▸ Exercise goal:
Reproduce each line bearing the word "ylabel".

▸ Information given:

============

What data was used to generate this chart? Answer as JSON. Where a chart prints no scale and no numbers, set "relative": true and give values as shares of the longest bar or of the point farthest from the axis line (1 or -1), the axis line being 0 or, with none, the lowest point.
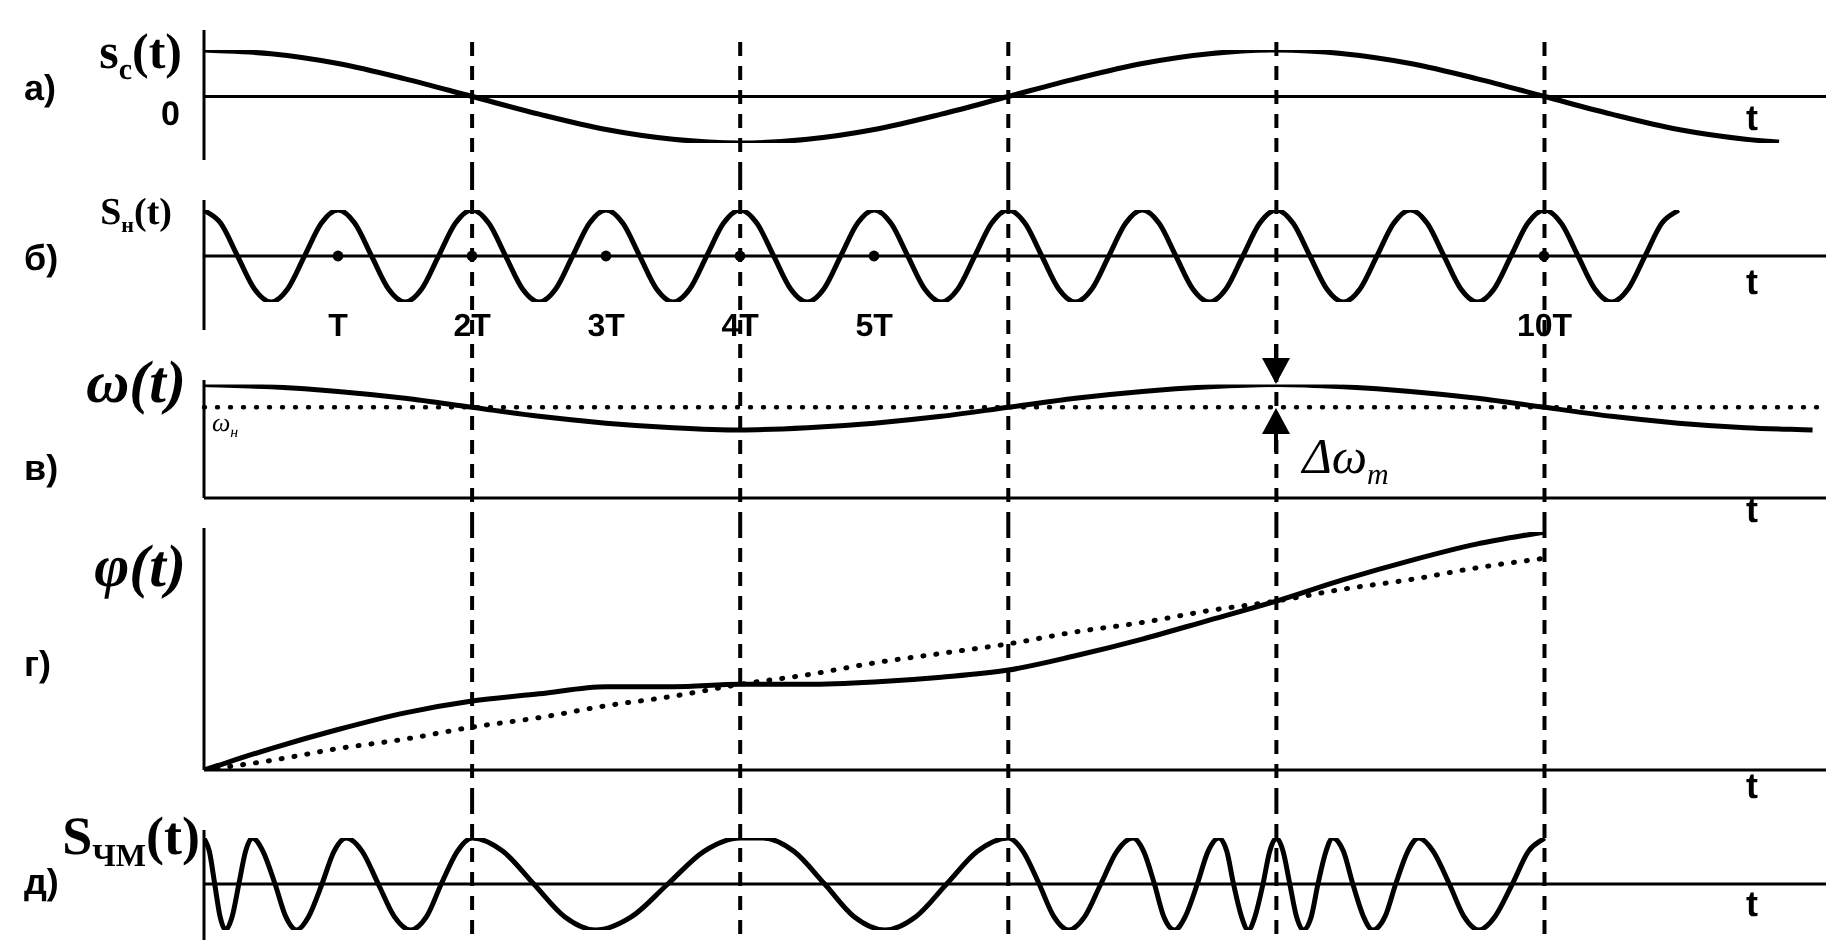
{
  "chart_data": [
    {
      "type": "line",
      "title": "а)",
      "ylabel": "s$_{с}$(t)",
      "xlabel": "t",
      "relative": true,
      "xlim": [
        0,
        12.1
      ],
      "tick_labels": false,
      "color": "#000000",
      "x": [
        0,
        0.5,
        1,
        1.5,
        2,
        2.5,
        3,
        3.5,
        4,
        4.5,
        5,
        5.5,
        6,
        6.5,
        7,
        7.5,
        8,
        8.5,
        9,
        9.5,
        10,
        10.5,
        11,
        11.5,
        11.75
      ],
      "values": [
        1,
        0.92,
        0.71,
        0.38,
        0,
        -0.38,
        -0.71,
        -0.92,
        -1,
        -0.92,
        -0.71,
        -0.38,
        0,
        0.38,
        0.71,
        0.92,
        1,
        0.92,
        0.71,
        0.38,
        0,
        -0.38,
        -0.71,
        -0.92,
        -0.98
      ],
      "ref_lines": [
        {
          "axis": "x",
          "value": 2,
          "line_style": "dashed"
        },
        {
          "axis": "x",
          "value": 4,
          "line_style": "dashed"
        },
        {
          "axis": "x",
          "value": 6,
          "line_style": "dashed"
        },
        {
          "axis": "x",
          "value": 8,
          "line_style": "dashed"
        },
        {
          "axis": "x",
          "value": 10,
          "line_style": "dashed"
        }
      ],
      "annotations": [
        "0"
      ]
    },
    {
      "type": "line",
      "title": "б)",
      "ylabel": "S$_{н}$(t)",
      "xlabel": "t",
      "relative": true,
      "xlim": [
        0,
        12.1
      ],
      "xticks": [
        {
          "value": 1,
          "label": "T"
        },
        {
          "value": 2,
          "label": "2T"
        },
        {
          "value": 3,
          "label": "3T"
        },
        {
          "value": 4,
          "label": "4T"
        },
        {
          "value": 5,
          "label": "5T"
        },
        {
          "value": 10,
          "label": "10T"
        }
      ],
      "tick_labels": "x",
      "color": "#000000",
      "x": [
        0,
        0.125,
        0.25,
        0.375,
        0.5,
        0.625,
        0.75,
        0.875,
        1,
        1.125,
        1.25,
        1.375,
        1.5,
        1.625,
        1.75,
        1.875,
        2,
        2.125,
        2.25,
        2.375,
        2.5,
        2.625,
        2.75,
        2.875,
        3,
        3.125,
        3.25,
        3.375,
        3.5,
        3.625,
        3.75,
        3.875,
        4,
        4.125,
        4.25,
        4.375,
        4.5,
        4.625,
        4.75,
        4.875,
        5,
        5.125,
        5.25,
        5.375,
        5.5,
        5.625,
        5.75,
        5.875,
        6,
        6.125,
        6.25,
        6.375,
        6.5,
        6.625,
        6.75,
        6.875,
        7,
        7.125,
        7.25,
        7.375,
        7.5,
        7.625,
        7.75,
        7.875,
        8,
        8.125,
        8.25,
        8.375,
        8.5,
        8.625,
        8.75,
        8.875,
        9,
        9.125,
        9.25,
        9.375,
        9.5,
        9.625,
        9.75,
        9.875,
        10,
        10.125,
        10.25,
        10.375,
        10.5,
        10.625,
        10.75,
        10.875,
        11
      ],
      "values": [
        1,
        0.71,
        0,
        -0.71,
        -1,
        -0.71,
        0,
        0.71,
        1,
        0.71,
        0,
        -0.71,
        -1,
        -0.71,
        0,
        0.71,
        1,
        0.71,
        0,
        -0.71,
        -1,
        -0.71,
        0,
        0.71,
        1,
        0.71,
        0,
        -0.71,
        -1,
        -0.71,
        0,
        0.71,
        1,
        0.71,
        0,
        -0.71,
        -1,
        -0.71,
        0,
        0.71,
        1,
        0.71,
        0,
        -0.71,
        -1,
        -0.71,
        0,
        0.71,
        1,
        0.71,
        0,
        -0.71,
        -1,
        -0.71,
        0,
        0.71,
        1,
        0.71,
        0,
        -0.71,
        -1,
        -0.71,
        0,
        0.71,
        1,
        0.71,
        0,
        -0.71,
        -1,
        -0.71,
        0,
        0.71,
        1,
        0.71,
        0,
        -0.71,
        -1,
        -0.71,
        0,
        0.71,
        1,
        0.71,
        0,
        -0.71,
        -1,
        -0.71,
        0,
        0.71,
        1
      ],
      "ref_lines": [
        {
          "axis": "x",
          "value": 2,
          "line_style": "dashed"
        },
        {
          "axis": "x",
          "value": 4,
          "line_style": "dashed"
        },
        {
          "axis": "x",
          "value": 6,
          "line_style": "dashed"
        },
        {
          "axis": "x",
          "value": 8,
          "line_style": "dashed"
        },
        {
          "axis": "x",
          "value": 10,
          "line_style": "dashed"
        }
      ]
    },
    {
      "type": "line",
      "title": "в)",
      "ylabel": "ω(t)",
      "xlabel": "t",
      "relative": true,
      "xlim": [
        0,
        12.1
      ],
      "tick_labels": false,
      "color": "#000000",
      "x": [
        0,
        0.5,
        1,
        1.5,
        2,
        2.5,
        3,
        3.5,
        4,
        4.5,
        5,
        5.5,
        6,
        6.5,
        7,
        7.5,
        8,
        8.5,
        9,
        9.5,
        10,
        10.5,
        11,
        11.5,
        12
      ],
      "values": [
        1,
        0.98,
        0.94,
        0.88,
        0.8,
        0.72,
        0.66,
        0.62,
        0.6,
        0.62,
        0.66,
        0.72,
        0.8,
        0.88,
        0.94,
        0.98,
        1,
        0.98,
        0.94,
        0.88,
        0.8,
        0.72,
        0.66,
        0.62,
        0.6
      ],
      "ref_lines": [
        {
          "axis": "x",
          "value": 2,
          "line_style": "dashed"
        },
        {
          "axis": "x",
          "value": 4,
          "line_style": "dashed"
        },
        {
          "axis": "x",
          "value": 6,
          "line_style": "dashed"
        },
        {
          "axis": "x",
          "value": 8,
          "line_style": "dashed"
        },
        {
          "axis": "x",
          "value": 10,
          "line_style": "dashed"
        },
        {
          "axis": "y",
          "value": 0.8,
          "label": "ω$_{н}$",
          "line_style": "dotted"
        }
      ],
      "annotations": [
        {
          "text": "Δω$_{m}$",
          "x": 8,
          "y": 0.8
        }
      ]
    },
    {
      "type": "line",
      "title": "г)",
      "ylabel": "φ(t)",
      "xlabel": "t",
      "relative": true,
      "xlim": [
        0,
        12.1
      ],
      "tick_labels": false,
      "x": [
        0,
        0.5,
        1,
        1.5,
        2,
        2.5,
        3,
        3.5,
        4,
        4.5,
        5,
        5.5,
        6,
        6.5,
        7,
        7.5,
        8,
        8.5,
        9,
        9.5,
        10
      ],
      "series": [
        {
          "color": "#000000",
          "values": [
            0,
            0.09,
            0.17,
            0.24,
            0.29,
            0.32,
            0.35,
            0.35,
            0.36,
            0.36,
            0.37,
            0.39,
            0.42,
            0.48,
            0.55,
            0.63,
            0.71,
            0.8,
            0.88,
            0.95,
            1
          ]
        },
        {
          "type": "line",
          "line_style": "dotted",
          "color": "#000000",
          "values": [
            0,
            0.04,
            0.09,
            0.13,
            0.18,
            0.22,
            0.27,
            0.31,
            0.36,
            0.4,
            0.45,
            0.49,
            0.53,
            0.58,
            0.62,
            0.67,
            0.71,
            0.76,
            0.8,
            0.85,
            0.89
          ]
        }
      ],
      "ref_lines": [
        {
          "axis": "x",
          "value": 2,
          "line_style": "dashed"
        },
        {
          "axis": "x",
          "value": 4,
          "line_style": "dashed"
        },
        {
          "axis": "x",
          "value": 6,
          "line_style": "dashed"
        },
        {
          "axis": "x",
          "value": 8,
          "line_style": "dashed"
        },
        {
          "axis": "x",
          "value": 10,
          "line_style": "dashed"
        }
      ]
    },
    {
      "type": "line",
      "title": "д)",
      "ylabel": "S$_{ЧМ}$(t)",
      "xlabel": "t",
      "relative": true,
      "xlim": [
        0,
        12.1
      ],
      "tick_labels": false,
      "color": "#000000",
      "x": [
        0,
        0.04,
        0.08,
        0.12,
        0.16,
        0.21,
        0.26,
        0.31,
        0.36,
        0.44,
        0.53,
        0.61,
        0.69,
        0.78,
        0.88,
        0.97,
        1.06,
        1.18,
        1.3,
        1.42,
        1.54,
        1.66,
        1.77,
        1.89,
        2,
        2.23,
        2.46,
        2.69,
        2.92,
        3.19,
        3.46,
        3.73,
        4,
        4.17,
        4.4,
        4.63,
        4.85,
        5.08,
        5.31,
        5.54,
        5.77,
        6,
        6.11,
        6.23,
        6.34,
        6.45,
        6.57,
        6.69,
        6.81,
        6.93,
        7.01,
        7.09,
        7.16,
        7.24,
        7.32,
        7.41,
        7.49,
        7.57,
        7.63,
        7.68,
        7.74,
        7.79,
        7.84,
        7.9,
        7.95,
        8,
        8.05,
        8.1,
        8.15,
        8.2,
        8.26,
        8.31,
        8.37,
        8.42,
        8.5,
        8.57,
        8.65,
        8.72,
        8.81,
        8.89,
        8.98,
        9.06,
        9.17,
        9.29,
        9.4,
        9.51,
        9.63,
        9.76,
        9.88,
        10
      ],
      "values": [
        1,
        0.71,
        0,
        -0.71,
        -1,
        -0.71,
        0,
        0.71,
        1,
        0.71,
        0,
        -0.71,
        -1,
        -0.71,
        0,
        0.71,
        1,
        0.71,
        0,
        -0.71,
        -1,
        -0.71,
        0,
        0.71,
        1,
        0.71,
        0,
        -0.71,
        -1,
        -0.71,
        0,
        0.71,
        1,
        1,
        0.71,
        0,
        -0.71,
        -1,
        -0.71,
        0,
        0.71,
        1,
        0.71,
        0,
        -0.71,
        -1,
        -0.71,
        0,
        0.71,
        1,
        0.71,
        0,
        -0.71,
        -1,
        -0.71,
        0,
        0.71,
        1,
        0.71,
        0,
        -0.71,
        -1,
        -0.71,
        0,
        0.71,
        1,
        0.71,
        0,
        -0.71,
        -1,
        -0.71,
        0,
        0.71,
        1,
        0.71,
        0,
        -0.71,
        -1,
        -0.71,
        0,
        0.71,
        1,
        0.71,
        0,
        -0.71,
        -1,
        -0.71,
        0,
        0.71,
        1
      ],
      "ref_lines": [
        {
          "axis": "x",
          "value": 2,
          "line_style": "dashed"
        },
        {
          "axis": "x",
          "value": 4,
          "line_style": "dashed"
        },
        {
          "axis": "x",
          "value": 6,
          "line_style": "dashed"
        },
        {
          "axis": "x",
          "value": 8,
          "line_style": "dashed"
        },
        {
          "axis": "x",
          "value": 10,
          "line_style": "dashed"
        }
      ]
    }
  ]
}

============

▸ Output:
      "ylabel": "s$_{с}$(t)",
      "ylabel": "S$_{н}$(t)",
      "ylabel": "ω(t)",
      "ylabel": "φ(t)",
      "ylabel": "S$_{ЧМ}$(t)",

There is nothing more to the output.